>> BEGIN Material shown

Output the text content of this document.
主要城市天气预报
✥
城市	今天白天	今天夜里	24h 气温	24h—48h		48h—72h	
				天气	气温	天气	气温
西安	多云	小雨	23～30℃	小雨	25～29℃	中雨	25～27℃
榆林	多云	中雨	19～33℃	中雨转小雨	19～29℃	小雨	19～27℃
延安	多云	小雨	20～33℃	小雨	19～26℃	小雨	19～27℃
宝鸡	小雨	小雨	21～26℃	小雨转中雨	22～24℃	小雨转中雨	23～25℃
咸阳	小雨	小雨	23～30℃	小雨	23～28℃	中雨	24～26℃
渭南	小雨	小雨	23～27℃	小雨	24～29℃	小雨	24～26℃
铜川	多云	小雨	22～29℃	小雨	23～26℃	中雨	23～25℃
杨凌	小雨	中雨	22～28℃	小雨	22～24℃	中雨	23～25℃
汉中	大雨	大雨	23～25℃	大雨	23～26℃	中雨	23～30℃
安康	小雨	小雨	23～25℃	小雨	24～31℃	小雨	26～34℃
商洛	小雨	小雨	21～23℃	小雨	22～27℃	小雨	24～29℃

>> END Material shown

● Objective
Output the data above exactly, please, line for line.

● Output of the exercise
Output the text content of this document.
主要城市天气预报
✥
城市	今天白天	今天夜里	24h 气温	24h—48h		48h—72h	
				天气	气温	天气	气温
西安	多云	小雨	23～30℃	小雨	25～29℃	中雨	25～27℃
榆林	多云	中雨	19～33℃	中雨转小雨	19～29℃	小雨	19～27℃
延安	多云	小雨	20～33℃	小雨	19～26℃	小雨	19～27℃
宝鸡	小雨	小雨	21～26℃	小雨转中雨	22～24℃	小雨转中雨	23～25℃
咸阳	小雨	小雨	23～30℃	小雨	23～28℃	中雨	24～26℃
渭南	小雨	小雨	23～27℃	小雨	24～29℃	小雨	24～26℃
铜川	多云	小雨	22～29℃	小雨	23～26℃	中雨	23～25℃
杨凌	小雨	中雨	22～28℃	小雨	22～24℃	中雨	23～25℃
汉中	大雨	大雨	23～25℃	大雨	23～26℃	中雨	23～30℃
安康	小雨	小雨	23～25℃	小雨	24～31℃	小雨	26～34℃
商洛	小雨	小雨	21～23℃	小雨	22～27℃	小雨	24～29℃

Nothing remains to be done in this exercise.